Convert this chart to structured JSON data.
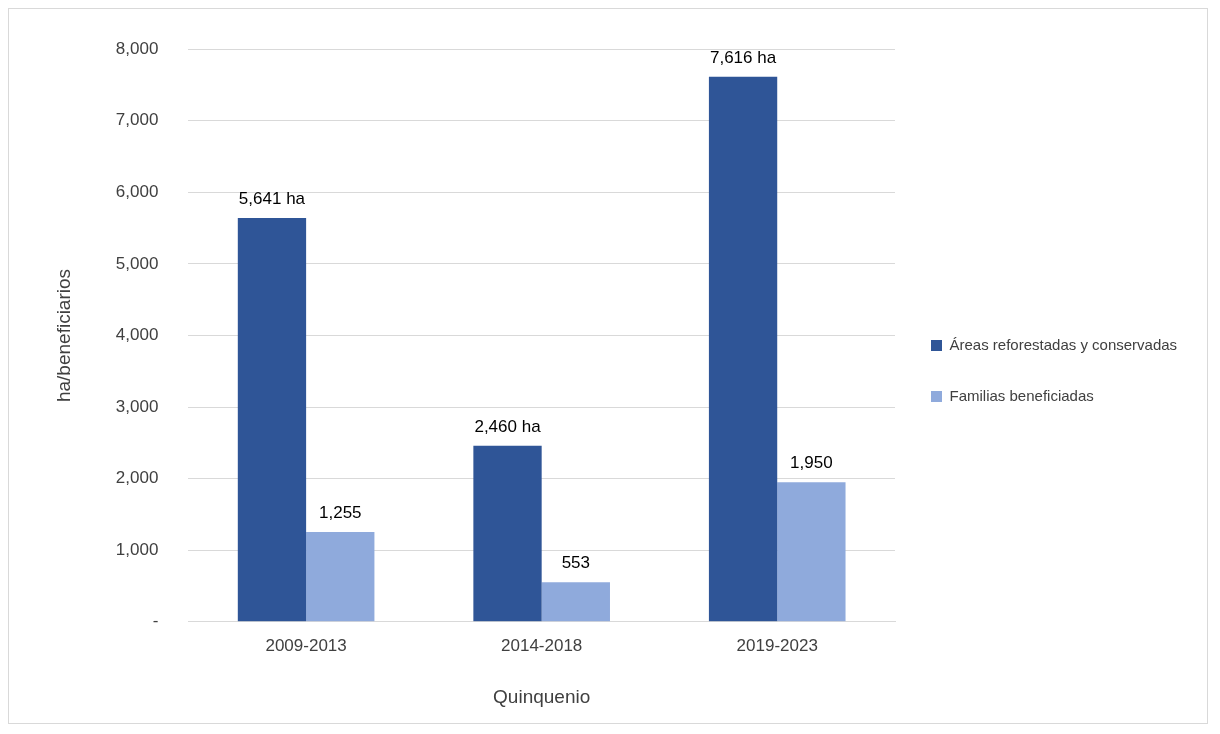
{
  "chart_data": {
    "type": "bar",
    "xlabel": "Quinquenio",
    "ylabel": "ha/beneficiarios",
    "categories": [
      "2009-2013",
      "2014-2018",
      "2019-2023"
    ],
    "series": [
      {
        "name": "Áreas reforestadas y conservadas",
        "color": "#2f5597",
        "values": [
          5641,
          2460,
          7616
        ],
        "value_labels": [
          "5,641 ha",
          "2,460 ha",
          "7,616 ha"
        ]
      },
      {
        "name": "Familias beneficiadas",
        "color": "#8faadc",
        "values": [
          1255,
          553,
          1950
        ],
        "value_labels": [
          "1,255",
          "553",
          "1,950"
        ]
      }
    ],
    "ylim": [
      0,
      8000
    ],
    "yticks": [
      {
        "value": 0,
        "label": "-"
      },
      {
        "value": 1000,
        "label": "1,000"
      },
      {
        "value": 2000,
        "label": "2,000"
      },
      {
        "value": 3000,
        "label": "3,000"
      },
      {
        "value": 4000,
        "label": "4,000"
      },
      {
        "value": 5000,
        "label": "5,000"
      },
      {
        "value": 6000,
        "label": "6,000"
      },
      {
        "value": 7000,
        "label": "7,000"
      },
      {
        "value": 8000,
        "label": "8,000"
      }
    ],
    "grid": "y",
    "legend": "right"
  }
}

==

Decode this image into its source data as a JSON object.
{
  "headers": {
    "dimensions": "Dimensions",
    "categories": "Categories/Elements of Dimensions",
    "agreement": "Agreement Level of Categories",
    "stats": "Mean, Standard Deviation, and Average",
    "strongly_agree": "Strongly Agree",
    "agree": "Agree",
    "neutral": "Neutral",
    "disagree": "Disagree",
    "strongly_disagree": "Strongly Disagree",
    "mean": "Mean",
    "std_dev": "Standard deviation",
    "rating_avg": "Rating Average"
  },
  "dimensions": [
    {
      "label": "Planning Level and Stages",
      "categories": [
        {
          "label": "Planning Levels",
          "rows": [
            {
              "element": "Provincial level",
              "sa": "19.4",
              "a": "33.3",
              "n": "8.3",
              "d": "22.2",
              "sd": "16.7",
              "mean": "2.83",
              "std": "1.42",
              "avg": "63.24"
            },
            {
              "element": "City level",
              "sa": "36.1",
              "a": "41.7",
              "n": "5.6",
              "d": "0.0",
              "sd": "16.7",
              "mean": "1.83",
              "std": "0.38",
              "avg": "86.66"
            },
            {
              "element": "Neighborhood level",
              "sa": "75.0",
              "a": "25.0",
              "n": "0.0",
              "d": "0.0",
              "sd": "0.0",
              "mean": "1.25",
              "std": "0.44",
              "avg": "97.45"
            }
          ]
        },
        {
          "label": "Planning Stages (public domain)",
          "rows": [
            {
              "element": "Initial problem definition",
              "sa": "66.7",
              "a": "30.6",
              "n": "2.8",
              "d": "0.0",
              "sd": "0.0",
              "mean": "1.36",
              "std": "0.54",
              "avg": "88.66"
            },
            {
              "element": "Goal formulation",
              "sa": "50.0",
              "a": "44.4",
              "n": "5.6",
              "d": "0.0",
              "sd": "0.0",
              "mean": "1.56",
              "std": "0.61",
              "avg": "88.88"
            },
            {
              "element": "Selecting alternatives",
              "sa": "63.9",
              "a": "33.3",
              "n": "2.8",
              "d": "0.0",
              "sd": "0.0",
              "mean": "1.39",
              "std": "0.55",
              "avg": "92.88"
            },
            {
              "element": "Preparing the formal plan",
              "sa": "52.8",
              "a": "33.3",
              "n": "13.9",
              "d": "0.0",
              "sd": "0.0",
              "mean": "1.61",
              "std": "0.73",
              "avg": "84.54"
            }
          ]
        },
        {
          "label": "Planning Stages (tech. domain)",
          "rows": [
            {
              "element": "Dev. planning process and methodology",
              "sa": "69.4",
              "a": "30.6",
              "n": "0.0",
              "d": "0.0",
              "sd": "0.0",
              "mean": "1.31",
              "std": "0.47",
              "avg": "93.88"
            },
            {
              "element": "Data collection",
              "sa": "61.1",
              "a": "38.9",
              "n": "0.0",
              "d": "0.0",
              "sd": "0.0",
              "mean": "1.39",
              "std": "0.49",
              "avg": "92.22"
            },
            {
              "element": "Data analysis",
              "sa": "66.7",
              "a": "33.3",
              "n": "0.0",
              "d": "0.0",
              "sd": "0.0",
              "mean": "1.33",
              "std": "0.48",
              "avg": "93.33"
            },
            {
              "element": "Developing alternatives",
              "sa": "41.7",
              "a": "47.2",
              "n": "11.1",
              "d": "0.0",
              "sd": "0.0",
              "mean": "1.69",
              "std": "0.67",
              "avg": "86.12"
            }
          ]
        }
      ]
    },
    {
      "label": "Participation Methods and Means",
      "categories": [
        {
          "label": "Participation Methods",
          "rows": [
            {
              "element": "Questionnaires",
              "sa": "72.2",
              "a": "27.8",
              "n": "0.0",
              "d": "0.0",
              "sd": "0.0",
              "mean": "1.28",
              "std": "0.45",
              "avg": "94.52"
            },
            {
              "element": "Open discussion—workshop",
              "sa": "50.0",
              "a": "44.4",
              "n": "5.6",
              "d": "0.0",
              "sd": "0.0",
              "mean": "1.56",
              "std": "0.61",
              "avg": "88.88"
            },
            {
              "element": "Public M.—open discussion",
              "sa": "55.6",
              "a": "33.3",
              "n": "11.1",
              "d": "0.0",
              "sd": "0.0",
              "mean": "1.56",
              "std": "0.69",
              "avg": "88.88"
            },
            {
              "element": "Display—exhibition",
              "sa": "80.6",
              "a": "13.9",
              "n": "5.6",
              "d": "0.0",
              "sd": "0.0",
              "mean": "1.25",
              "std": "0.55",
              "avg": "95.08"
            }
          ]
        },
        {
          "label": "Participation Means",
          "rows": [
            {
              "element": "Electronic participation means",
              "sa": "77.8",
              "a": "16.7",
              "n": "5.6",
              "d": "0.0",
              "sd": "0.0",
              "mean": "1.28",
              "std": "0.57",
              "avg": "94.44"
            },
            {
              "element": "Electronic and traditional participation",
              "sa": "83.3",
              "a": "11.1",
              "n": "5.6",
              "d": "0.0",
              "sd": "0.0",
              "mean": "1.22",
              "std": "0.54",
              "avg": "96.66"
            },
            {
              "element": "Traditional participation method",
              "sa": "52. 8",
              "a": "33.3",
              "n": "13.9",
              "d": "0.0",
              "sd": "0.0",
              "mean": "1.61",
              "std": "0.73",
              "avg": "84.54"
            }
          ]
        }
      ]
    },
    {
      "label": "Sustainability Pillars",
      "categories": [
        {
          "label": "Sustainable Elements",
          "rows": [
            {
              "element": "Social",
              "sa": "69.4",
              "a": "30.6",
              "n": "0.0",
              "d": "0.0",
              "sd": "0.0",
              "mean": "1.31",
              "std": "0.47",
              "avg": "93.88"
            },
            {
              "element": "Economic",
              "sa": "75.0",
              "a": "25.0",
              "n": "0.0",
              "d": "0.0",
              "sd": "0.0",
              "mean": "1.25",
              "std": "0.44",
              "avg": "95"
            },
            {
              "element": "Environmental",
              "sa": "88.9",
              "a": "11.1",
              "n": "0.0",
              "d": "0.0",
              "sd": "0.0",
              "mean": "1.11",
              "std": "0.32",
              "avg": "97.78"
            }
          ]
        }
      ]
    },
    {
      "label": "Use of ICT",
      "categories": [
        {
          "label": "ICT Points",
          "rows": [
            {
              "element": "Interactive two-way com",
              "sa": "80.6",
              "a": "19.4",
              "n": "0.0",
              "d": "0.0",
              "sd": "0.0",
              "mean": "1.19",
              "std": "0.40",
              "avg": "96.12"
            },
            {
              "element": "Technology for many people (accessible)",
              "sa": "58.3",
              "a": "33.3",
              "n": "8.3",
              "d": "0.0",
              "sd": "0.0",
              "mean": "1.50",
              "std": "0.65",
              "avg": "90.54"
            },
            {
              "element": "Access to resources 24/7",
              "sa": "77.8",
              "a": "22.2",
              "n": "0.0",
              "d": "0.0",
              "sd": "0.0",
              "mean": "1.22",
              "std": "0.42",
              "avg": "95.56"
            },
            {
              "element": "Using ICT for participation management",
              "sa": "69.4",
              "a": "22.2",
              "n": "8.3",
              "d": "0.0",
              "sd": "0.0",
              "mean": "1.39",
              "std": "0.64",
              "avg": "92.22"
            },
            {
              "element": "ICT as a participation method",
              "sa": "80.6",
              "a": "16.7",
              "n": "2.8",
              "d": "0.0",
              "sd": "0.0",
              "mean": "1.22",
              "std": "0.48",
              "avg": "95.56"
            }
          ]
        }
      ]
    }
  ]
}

==

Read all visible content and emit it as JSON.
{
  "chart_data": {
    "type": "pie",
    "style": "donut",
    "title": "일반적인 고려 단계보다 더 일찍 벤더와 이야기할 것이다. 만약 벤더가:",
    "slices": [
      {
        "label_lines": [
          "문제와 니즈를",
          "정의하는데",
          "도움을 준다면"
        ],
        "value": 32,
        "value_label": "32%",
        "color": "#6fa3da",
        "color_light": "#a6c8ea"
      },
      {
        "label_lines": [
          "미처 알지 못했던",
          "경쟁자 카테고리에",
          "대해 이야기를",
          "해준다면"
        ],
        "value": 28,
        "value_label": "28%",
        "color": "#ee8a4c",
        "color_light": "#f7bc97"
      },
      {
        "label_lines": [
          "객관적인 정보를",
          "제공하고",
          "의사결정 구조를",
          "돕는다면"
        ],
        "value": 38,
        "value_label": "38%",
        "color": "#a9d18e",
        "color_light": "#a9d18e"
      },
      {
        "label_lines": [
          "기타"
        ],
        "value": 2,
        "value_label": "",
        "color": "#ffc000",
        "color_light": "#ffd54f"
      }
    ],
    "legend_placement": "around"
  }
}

PROBLEM DETAILS | Your answer should be only a number: how many lines of the data above contain the string "domain"?

SOLVED PROBLEM | 2